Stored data
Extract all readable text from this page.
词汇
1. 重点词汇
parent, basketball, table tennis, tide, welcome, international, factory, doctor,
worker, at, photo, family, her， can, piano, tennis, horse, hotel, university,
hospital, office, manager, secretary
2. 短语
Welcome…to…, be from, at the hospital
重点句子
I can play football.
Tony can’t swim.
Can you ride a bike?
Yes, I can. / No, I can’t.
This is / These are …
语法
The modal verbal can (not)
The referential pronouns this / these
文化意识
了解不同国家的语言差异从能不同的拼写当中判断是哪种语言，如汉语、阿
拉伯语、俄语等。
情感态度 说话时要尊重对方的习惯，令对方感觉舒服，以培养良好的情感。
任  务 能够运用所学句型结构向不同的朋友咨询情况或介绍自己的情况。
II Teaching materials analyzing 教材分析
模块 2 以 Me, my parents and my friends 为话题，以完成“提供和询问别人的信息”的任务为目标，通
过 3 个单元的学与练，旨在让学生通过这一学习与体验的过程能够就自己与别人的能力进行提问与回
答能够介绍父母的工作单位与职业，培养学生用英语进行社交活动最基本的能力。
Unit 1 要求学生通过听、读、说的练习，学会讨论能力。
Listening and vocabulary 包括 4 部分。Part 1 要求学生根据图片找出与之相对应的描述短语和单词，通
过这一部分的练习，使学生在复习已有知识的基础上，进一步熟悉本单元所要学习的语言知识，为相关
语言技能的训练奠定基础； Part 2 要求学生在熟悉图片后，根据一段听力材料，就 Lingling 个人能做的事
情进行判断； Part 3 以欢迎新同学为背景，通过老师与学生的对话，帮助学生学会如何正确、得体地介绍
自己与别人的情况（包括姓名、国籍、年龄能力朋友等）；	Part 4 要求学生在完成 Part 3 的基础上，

**Problem to solve:** Write out the material exactly as given.

**Solution to the problem:**
Extract all readable text from this page.
词汇
1. 重点词汇
parent, basketball, table tennis, tide, welcome, international, factory, doctor,
worker, at, photo, family, her， can, piano, tennis, horse, hotel, university,
hospital, office, manager, secretary
2. 短语
Welcome…to…, be from, at the hospital
重点句子
I can play football.
Tony can’t swim.
Can you ride a bike?
Yes, I can. / No, I can’t.
This is / These are …
语法
The modal verbal can (not)
The referential pronouns this / these
文化意识
了解不同国家的语言差异从能不同的拼写当中判断是哪种语言，如汉语、阿
拉伯语、俄语等。
情感态度 说话时要尊重对方的习惯，令对方感觉舒服，以培养良好的情感。
任  务 能够运用所学句型结构向不同的朋友咨询情况或介绍自己的情况。
II Teaching materials analyzing 教材分析
模块 2 以 Me, my parents and my friends 为话题，以完成“提供和询问别人的信息”的任务为目标，通
过 3 个单元的学与练，旨在让学生通过这一学习与体验的过程能够就自己与别人的能力进行提问与回
答能够介绍父母的工作单位与职业，培养学生用英语进行社交活动最基本的能力。
Unit 1 要求学生通过听、读、说的练习，学会讨论能力。
Listening and vocabulary 包括 4 部分。Part 1 要求学生根据图片找出与之相对应的描述短语和单词，通
过这一部分的练习，使学生在复习已有知识的基础上，进一步熟悉本单元所要学习的语言知识，为相关
语言技能的训练奠定基础； Part 2 要求学生在熟悉图片后，根据一段听力材料，就 Lingling 个人能做的事
情进行判断； Part 3 以欢迎新同学为背景，通过老师与学生的对话，帮助学生学会如何正确、得体地介绍
自己与别人的情况（包括姓名、国籍、年龄能力朋友等）；	Part 4 要求学生在完成 Part 3 的基础上，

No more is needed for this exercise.